BEGIN DATASET ROWS
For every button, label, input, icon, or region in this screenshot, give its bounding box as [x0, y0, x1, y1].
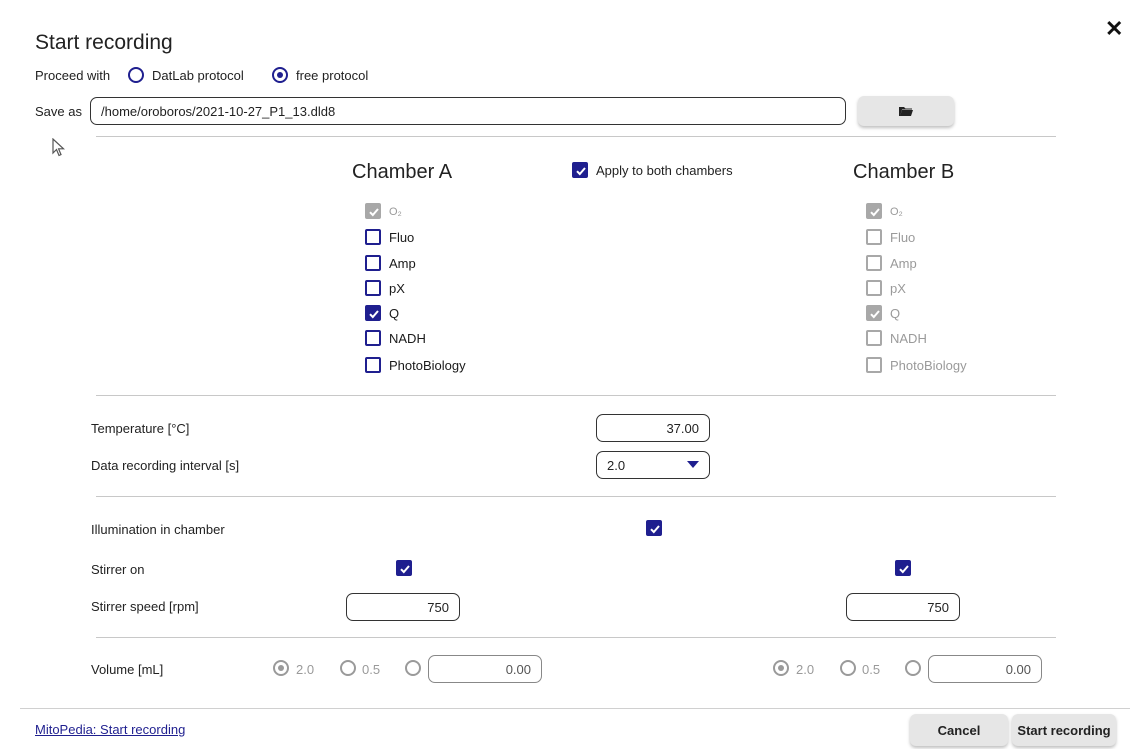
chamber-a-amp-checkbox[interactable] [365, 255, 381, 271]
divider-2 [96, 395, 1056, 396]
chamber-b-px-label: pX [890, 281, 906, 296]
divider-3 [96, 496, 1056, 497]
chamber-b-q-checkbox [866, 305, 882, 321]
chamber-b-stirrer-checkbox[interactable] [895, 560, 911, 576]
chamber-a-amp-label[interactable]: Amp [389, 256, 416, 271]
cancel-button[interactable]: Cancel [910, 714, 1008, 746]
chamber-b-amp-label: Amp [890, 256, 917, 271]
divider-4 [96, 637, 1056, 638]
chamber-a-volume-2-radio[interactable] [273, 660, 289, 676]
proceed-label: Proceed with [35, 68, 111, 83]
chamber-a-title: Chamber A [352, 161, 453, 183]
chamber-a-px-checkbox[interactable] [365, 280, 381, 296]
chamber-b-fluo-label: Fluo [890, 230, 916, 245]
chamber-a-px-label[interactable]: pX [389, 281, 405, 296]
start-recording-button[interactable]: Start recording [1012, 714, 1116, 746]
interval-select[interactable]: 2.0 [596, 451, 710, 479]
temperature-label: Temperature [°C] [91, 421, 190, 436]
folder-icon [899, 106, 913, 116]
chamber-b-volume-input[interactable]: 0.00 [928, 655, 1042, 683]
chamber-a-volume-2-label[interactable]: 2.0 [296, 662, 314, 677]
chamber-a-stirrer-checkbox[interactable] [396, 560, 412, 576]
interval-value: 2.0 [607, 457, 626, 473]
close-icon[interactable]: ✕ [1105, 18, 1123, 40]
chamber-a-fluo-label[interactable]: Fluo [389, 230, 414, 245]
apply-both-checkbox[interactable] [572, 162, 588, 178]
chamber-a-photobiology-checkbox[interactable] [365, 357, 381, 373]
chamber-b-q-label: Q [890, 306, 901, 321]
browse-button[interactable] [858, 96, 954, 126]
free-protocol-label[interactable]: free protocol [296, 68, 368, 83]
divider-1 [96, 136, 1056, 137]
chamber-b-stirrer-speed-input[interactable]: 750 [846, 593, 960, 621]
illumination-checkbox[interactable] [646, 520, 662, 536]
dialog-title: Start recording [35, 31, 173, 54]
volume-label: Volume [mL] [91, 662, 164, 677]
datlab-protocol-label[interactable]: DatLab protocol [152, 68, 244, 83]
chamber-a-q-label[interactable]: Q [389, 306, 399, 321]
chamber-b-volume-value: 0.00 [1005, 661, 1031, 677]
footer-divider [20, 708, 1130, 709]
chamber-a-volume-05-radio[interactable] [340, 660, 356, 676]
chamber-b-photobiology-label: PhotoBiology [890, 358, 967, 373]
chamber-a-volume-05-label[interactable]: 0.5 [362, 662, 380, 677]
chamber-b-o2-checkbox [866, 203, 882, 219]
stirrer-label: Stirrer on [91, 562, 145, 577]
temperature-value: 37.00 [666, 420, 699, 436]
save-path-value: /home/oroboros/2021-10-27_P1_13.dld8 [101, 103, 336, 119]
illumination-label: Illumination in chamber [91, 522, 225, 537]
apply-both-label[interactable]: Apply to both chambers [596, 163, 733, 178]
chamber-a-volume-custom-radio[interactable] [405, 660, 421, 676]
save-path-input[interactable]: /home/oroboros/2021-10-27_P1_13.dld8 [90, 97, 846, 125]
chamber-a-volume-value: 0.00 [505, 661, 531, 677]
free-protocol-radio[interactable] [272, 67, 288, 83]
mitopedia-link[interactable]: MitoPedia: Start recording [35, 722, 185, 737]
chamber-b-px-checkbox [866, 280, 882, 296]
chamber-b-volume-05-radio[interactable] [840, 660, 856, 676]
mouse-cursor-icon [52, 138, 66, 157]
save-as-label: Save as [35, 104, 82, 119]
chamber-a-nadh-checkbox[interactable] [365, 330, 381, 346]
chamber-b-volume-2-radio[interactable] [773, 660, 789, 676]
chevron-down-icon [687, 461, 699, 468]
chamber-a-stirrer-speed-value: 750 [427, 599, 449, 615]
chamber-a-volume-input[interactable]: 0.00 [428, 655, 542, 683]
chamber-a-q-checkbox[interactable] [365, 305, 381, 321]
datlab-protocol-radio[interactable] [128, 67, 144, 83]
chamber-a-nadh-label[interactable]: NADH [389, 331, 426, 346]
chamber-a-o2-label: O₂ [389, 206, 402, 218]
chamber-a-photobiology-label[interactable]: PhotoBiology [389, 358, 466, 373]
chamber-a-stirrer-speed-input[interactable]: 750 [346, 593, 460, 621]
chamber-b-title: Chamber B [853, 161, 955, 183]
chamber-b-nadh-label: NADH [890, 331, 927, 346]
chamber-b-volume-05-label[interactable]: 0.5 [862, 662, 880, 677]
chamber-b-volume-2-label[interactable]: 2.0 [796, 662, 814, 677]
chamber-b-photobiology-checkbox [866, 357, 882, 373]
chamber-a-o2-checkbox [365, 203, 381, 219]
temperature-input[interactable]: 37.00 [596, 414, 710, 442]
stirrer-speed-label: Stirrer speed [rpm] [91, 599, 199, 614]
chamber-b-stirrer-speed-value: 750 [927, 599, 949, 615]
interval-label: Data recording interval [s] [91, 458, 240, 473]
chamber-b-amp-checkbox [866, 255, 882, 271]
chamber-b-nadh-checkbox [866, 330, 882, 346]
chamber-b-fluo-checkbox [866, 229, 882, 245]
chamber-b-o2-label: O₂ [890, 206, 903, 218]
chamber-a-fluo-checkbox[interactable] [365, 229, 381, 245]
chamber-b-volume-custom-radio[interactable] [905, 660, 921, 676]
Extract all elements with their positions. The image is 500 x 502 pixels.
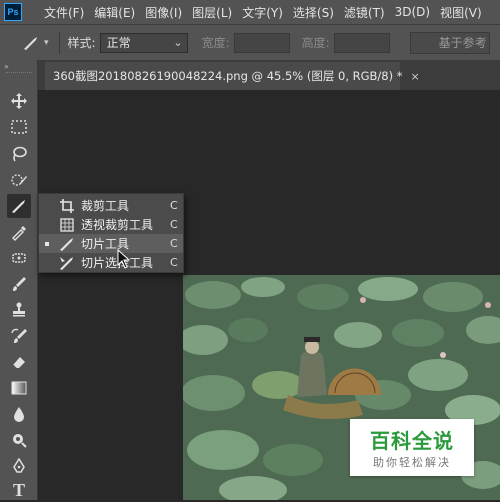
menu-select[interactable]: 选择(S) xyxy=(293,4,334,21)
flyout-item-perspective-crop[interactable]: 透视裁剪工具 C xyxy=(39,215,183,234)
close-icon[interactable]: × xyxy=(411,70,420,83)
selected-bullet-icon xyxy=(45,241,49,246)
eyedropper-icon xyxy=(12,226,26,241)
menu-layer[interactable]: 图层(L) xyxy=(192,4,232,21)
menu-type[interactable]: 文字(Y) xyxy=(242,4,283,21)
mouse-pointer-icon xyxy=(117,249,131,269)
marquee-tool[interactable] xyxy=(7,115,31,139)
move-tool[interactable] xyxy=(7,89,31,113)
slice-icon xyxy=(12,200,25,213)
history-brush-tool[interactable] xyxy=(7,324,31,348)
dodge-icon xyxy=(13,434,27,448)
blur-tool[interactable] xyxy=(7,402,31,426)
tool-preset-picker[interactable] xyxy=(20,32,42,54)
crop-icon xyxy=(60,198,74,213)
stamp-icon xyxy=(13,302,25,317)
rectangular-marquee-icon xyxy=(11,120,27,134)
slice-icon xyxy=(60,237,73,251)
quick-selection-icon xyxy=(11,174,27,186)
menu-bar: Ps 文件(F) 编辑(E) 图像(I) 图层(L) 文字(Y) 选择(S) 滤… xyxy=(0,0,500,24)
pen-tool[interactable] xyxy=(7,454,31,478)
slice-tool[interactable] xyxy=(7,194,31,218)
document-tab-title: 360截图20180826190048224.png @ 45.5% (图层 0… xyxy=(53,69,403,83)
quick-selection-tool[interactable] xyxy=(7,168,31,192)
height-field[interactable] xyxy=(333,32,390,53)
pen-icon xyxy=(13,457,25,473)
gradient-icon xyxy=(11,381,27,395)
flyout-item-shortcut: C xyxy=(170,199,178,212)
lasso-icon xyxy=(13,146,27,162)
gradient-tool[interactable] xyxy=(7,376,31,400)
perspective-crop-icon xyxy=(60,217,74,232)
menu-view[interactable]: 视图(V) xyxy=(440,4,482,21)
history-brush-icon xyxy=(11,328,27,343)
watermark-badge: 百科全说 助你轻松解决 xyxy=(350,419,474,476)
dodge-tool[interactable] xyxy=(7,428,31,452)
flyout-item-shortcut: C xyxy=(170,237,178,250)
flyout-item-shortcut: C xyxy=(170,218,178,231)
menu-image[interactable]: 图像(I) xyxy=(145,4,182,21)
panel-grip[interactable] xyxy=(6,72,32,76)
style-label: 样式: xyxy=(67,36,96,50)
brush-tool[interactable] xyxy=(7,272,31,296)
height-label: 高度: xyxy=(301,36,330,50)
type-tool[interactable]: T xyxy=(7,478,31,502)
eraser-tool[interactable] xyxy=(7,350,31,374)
END DATASET ROWS
## WHAT IS BEING ASKED
Copy out every line from the one containing "menu-select[interactable]: 选择(S) xyxy=(293,4,334,21)" down to the one containing "dodge-icon xyxy=(13,434,27,448)", keeping each exactly as it reads.

## WRITTEN SOLUTION
menu-select[interactable]: 选择(S) xyxy=(293,4,334,21)
flyout-item-perspective-crop[interactable]: 透视裁剪工具 C xyxy=(39,215,183,234)
close-icon[interactable]: × xyxy=(411,70,420,83)
selected-bullet-icon xyxy=(45,241,49,246)
eyedropper-icon xyxy=(12,226,26,241)
menu-layer[interactable]: 图层(L) xyxy=(192,4,232,21)
menu-type[interactable]: 文字(Y) xyxy=(242,4,283,21)
mouse-pointer-icon xyxy=(117,249,131,269)
marquee-tool[interactable] xyxy=(7,115,31,139)
move-tool[interactable] xyxy=(7,89,31,113)
slice-icon xyxy=(12,200,25,213)
history-brush-tool[interactable] xyxy=(7,324,31,348)
dodge-icon xyxy=(13,434,27,448)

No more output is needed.